• TASK:
Gather up the lines that contain "financial".

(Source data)
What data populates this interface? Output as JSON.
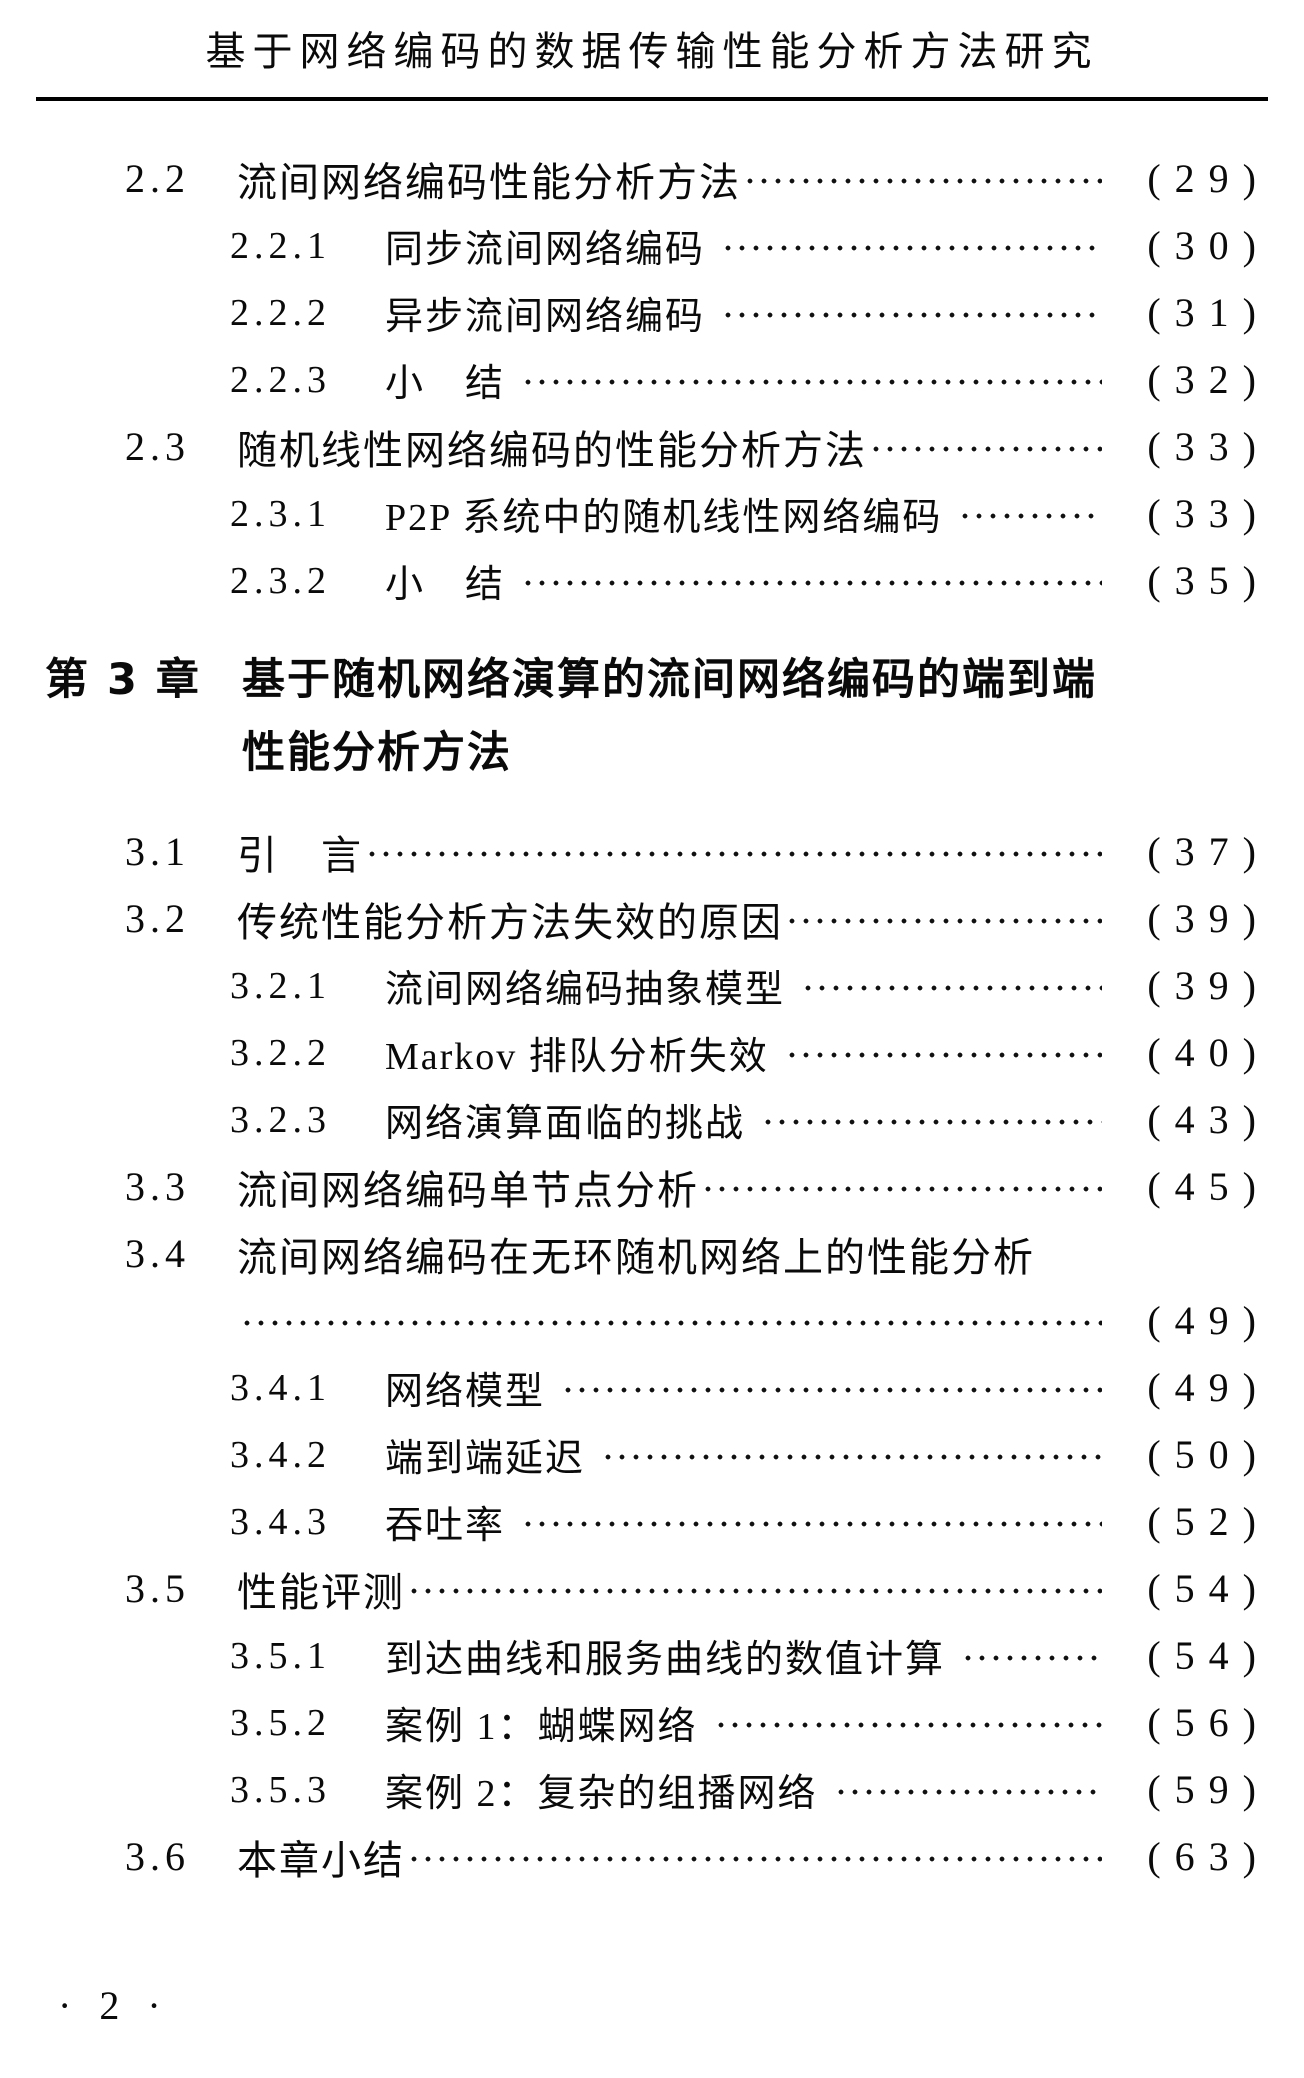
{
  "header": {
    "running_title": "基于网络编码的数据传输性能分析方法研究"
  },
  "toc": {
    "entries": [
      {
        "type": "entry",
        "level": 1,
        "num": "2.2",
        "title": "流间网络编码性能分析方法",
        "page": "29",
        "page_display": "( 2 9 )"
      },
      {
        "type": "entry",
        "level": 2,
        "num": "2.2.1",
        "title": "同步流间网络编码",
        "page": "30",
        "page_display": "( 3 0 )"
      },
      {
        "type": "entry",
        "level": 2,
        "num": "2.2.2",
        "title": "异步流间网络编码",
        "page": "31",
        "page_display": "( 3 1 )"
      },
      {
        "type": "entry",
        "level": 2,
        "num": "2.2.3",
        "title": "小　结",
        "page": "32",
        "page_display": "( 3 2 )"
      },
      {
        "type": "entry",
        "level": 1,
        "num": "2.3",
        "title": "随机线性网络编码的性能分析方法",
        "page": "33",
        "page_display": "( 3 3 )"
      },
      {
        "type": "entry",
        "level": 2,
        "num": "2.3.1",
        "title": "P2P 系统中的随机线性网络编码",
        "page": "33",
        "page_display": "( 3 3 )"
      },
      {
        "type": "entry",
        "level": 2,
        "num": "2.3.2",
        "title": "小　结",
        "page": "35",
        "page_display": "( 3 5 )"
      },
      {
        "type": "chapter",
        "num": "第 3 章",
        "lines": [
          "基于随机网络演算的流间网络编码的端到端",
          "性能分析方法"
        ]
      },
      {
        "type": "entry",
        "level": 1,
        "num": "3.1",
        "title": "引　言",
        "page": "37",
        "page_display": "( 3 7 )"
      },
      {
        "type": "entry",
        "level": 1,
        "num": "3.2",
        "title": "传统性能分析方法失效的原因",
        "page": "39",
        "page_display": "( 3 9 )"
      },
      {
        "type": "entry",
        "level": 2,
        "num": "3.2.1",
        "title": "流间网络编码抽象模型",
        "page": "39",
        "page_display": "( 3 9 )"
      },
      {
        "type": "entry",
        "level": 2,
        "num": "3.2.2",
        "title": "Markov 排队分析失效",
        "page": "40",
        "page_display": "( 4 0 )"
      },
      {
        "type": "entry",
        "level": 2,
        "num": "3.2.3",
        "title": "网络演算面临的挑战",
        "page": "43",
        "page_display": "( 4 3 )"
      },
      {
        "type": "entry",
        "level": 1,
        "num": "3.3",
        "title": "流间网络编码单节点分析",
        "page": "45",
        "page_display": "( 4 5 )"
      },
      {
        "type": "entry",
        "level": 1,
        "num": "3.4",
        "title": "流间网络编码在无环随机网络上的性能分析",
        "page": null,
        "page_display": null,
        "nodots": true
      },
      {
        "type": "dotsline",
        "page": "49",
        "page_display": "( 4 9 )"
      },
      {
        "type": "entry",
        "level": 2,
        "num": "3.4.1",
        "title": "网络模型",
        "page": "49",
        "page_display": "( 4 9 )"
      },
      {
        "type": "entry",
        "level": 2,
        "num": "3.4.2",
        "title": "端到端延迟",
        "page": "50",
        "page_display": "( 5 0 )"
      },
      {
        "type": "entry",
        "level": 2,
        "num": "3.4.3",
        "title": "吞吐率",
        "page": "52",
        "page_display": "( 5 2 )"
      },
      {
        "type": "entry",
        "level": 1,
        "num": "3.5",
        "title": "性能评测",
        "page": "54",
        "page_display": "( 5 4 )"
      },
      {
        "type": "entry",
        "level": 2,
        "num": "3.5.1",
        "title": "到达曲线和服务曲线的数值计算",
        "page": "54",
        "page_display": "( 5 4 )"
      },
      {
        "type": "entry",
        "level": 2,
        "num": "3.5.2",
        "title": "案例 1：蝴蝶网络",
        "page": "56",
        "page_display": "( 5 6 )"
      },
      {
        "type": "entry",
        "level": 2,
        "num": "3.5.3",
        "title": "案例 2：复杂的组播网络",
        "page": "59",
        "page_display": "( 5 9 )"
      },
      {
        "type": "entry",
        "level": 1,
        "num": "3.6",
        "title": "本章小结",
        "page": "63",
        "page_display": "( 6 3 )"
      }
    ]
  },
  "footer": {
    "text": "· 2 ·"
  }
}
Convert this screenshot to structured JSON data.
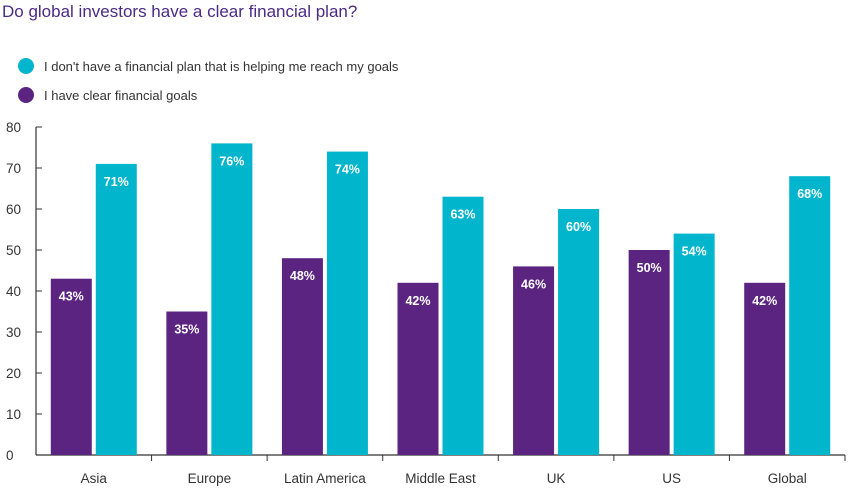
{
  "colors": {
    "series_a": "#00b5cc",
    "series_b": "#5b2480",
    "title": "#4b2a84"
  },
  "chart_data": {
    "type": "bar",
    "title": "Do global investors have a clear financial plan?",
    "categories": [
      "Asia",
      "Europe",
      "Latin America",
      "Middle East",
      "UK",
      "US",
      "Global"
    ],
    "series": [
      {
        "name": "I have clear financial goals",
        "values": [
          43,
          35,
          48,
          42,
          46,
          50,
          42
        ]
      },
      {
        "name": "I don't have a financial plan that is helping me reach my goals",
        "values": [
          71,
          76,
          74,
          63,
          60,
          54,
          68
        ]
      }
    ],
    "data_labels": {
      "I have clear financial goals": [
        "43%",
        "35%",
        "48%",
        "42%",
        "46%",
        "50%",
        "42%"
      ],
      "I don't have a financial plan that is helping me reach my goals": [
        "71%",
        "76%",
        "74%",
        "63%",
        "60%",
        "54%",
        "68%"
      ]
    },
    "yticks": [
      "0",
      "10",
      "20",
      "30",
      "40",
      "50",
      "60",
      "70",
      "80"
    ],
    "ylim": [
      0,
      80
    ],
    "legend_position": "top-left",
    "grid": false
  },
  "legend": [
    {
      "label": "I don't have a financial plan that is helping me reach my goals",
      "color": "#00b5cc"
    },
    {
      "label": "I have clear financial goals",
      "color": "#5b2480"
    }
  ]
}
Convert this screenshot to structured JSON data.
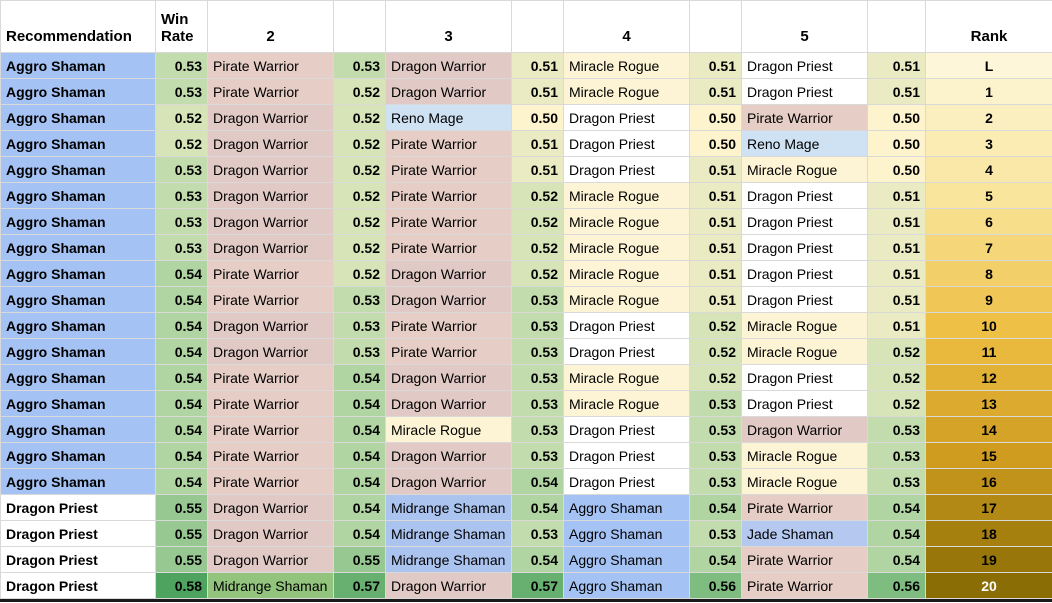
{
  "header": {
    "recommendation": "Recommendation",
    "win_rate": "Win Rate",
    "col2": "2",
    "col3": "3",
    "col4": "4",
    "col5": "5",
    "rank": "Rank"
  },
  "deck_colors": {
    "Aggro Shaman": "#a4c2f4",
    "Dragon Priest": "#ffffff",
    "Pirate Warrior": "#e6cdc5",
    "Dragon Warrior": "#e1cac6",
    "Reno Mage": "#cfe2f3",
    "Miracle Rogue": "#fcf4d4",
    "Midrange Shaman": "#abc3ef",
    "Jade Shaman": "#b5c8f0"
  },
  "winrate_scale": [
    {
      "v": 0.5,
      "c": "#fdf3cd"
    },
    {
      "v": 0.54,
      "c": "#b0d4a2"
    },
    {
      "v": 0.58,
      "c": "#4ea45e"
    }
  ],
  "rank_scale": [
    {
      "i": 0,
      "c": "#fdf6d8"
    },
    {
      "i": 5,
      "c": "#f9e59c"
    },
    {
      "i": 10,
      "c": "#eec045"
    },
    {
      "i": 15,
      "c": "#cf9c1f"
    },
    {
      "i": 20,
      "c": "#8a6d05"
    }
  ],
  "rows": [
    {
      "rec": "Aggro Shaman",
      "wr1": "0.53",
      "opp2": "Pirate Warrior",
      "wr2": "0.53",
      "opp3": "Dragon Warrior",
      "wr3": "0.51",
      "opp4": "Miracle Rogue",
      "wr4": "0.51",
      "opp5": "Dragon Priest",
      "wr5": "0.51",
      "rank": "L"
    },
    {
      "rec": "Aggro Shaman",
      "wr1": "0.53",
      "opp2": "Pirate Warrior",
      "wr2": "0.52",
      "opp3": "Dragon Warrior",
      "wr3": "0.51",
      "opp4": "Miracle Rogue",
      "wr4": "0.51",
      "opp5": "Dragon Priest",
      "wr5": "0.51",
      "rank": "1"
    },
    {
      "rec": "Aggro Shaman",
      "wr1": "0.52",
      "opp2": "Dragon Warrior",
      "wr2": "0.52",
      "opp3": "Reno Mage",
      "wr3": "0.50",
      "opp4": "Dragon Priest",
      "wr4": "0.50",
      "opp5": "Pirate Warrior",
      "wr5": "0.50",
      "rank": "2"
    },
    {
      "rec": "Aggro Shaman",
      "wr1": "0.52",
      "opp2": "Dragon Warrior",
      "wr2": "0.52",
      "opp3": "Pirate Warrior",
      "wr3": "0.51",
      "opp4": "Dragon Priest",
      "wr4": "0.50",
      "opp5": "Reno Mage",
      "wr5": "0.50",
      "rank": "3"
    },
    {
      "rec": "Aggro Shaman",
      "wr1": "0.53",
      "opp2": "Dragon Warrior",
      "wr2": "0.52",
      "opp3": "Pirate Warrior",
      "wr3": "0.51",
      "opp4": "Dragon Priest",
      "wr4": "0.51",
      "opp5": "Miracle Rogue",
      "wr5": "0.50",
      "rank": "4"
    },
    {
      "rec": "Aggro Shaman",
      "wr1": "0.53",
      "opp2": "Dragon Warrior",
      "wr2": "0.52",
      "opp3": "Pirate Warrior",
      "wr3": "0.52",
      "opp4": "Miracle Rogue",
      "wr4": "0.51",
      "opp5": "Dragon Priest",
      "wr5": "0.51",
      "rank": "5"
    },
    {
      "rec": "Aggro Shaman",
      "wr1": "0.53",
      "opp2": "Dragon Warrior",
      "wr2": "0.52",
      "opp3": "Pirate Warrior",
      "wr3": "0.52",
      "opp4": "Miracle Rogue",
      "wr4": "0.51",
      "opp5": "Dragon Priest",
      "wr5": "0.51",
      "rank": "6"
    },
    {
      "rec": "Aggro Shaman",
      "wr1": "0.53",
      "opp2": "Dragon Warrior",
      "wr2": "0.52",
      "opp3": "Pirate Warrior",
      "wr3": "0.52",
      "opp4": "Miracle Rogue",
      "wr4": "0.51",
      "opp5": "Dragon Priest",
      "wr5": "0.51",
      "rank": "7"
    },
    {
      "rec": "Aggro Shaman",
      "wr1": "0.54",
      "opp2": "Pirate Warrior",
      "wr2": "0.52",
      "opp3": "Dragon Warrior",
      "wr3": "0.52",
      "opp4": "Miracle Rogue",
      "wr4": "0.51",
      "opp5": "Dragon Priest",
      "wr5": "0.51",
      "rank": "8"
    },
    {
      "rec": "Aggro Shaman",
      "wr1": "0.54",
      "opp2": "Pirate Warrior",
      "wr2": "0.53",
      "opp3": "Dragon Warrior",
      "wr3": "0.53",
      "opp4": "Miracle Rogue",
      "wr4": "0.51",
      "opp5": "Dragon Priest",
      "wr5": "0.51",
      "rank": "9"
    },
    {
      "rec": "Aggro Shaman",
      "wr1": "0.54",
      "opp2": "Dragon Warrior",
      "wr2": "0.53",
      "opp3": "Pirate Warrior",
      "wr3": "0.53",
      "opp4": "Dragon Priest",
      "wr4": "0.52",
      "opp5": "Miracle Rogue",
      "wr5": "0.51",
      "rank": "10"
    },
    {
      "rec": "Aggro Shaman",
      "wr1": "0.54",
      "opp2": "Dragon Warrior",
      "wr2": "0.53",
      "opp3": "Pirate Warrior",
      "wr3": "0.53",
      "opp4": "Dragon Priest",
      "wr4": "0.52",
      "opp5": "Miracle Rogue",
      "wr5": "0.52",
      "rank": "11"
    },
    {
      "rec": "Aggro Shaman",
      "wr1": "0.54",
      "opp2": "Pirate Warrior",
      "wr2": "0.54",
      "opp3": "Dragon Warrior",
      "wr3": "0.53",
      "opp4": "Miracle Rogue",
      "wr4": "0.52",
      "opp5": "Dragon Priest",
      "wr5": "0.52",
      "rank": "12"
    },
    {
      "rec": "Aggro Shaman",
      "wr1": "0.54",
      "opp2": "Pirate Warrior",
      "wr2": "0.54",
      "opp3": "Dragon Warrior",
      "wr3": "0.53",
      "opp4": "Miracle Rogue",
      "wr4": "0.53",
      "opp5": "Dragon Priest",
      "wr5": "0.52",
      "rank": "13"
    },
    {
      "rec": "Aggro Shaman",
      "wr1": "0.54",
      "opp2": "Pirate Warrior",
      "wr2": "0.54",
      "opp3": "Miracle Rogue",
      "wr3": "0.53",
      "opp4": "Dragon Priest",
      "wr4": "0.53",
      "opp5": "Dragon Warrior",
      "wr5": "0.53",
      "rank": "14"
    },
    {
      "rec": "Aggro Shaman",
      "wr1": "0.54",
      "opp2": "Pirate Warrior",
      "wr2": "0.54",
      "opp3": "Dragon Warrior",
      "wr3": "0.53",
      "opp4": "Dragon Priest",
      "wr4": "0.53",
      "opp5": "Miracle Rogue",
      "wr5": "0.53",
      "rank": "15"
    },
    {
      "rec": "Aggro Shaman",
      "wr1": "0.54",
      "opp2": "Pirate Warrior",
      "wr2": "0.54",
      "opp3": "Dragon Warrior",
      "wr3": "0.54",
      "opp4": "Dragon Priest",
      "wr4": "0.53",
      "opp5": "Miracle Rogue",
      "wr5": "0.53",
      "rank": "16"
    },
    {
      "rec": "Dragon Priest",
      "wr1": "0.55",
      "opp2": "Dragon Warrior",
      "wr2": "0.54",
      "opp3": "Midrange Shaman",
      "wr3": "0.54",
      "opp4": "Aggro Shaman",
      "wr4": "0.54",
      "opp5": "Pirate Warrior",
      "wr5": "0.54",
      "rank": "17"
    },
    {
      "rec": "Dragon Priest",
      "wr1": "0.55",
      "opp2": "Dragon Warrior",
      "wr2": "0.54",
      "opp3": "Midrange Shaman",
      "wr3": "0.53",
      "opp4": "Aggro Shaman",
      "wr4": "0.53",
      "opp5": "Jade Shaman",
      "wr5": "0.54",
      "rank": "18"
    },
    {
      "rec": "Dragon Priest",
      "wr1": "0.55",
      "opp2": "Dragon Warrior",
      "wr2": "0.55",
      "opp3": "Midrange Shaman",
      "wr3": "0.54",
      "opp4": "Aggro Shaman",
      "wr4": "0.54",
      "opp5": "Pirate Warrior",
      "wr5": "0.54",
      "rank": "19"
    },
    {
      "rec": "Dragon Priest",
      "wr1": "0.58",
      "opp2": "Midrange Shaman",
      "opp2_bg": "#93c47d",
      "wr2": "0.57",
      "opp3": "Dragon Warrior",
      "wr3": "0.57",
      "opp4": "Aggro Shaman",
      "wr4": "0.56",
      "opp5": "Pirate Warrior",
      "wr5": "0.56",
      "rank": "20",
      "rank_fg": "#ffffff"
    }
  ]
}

• EXPECTED ANSWER:
    "title": "Do global investors have a clear financial plan?",
        "name": "I have clear financial goals",
        "name": "I don't have a financial plan that is helping me reach my goals",
      "I have clear financial goals": [
      "I don't have a financial plan that is helping me reach my goals": [
      "label": "I don't have a financial plan that is helping me reach my goals",
      "label": "I have clear financial goals",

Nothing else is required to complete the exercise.